Collection entries:
— BEGIN —

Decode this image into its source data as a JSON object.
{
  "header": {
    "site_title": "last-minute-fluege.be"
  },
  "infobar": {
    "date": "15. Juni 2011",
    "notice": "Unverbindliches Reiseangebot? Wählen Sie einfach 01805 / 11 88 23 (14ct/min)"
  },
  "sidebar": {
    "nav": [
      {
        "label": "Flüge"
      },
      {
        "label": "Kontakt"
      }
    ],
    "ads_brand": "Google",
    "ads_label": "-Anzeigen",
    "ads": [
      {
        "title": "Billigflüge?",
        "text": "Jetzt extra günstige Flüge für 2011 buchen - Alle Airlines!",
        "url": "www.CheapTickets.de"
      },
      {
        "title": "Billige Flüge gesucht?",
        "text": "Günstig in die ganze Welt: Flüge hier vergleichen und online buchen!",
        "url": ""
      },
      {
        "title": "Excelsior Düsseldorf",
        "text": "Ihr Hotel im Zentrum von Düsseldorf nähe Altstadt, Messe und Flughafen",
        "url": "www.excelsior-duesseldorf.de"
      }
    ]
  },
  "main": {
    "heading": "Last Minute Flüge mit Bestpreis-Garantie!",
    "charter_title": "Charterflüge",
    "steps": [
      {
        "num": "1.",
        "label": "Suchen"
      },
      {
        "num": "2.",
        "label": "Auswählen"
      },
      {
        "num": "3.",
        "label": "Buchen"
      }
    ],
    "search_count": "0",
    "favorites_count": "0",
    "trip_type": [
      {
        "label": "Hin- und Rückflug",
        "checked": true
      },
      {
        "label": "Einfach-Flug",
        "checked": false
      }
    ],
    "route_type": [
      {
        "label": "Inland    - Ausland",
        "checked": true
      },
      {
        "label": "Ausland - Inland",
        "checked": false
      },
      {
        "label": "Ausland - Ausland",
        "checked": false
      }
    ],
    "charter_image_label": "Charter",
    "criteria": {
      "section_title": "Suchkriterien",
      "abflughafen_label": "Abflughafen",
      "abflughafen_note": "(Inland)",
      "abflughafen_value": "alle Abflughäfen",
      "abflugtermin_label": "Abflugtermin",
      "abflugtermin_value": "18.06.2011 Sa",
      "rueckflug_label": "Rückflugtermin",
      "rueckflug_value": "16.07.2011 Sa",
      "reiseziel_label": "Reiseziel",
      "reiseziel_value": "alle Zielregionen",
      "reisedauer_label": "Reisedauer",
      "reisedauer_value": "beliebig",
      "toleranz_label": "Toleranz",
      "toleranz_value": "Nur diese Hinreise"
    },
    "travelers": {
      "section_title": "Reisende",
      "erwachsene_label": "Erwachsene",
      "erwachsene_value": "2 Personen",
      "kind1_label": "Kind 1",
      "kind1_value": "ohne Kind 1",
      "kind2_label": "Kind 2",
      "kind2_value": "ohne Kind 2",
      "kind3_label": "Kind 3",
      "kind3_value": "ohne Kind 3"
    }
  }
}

— END —
— BEGIN —

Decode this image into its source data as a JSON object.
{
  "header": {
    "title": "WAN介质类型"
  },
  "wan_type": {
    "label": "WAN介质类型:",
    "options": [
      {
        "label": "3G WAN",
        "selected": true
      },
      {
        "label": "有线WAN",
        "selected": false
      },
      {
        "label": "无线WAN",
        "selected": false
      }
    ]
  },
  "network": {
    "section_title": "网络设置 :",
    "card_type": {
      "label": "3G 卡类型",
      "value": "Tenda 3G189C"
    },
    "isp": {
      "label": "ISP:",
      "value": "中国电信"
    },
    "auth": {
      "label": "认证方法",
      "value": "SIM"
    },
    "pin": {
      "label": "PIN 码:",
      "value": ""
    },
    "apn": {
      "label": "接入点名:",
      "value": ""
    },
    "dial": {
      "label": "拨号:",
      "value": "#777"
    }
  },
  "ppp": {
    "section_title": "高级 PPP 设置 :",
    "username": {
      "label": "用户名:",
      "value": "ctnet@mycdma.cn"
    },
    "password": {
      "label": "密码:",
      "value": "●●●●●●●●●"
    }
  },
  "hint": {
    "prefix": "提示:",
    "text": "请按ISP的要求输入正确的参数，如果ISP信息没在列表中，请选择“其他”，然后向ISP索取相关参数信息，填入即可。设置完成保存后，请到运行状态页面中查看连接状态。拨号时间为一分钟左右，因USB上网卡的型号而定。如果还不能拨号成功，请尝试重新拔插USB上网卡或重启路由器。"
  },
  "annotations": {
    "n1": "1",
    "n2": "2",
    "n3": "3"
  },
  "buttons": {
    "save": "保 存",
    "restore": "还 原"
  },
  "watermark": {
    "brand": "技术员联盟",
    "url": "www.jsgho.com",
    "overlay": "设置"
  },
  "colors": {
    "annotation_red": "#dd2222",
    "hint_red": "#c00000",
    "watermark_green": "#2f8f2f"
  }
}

— END —

WHAT IS REQUIRED
Where a line in the material above holds "Düsseldorf", copy that line.

EXPECTED ANSWER
        "title": "Excelsior Düsseldorf",
        "text": "Ihr Hotel im Zentrum von Düsseldorf nähe Altstadt, Messe und Flughafen",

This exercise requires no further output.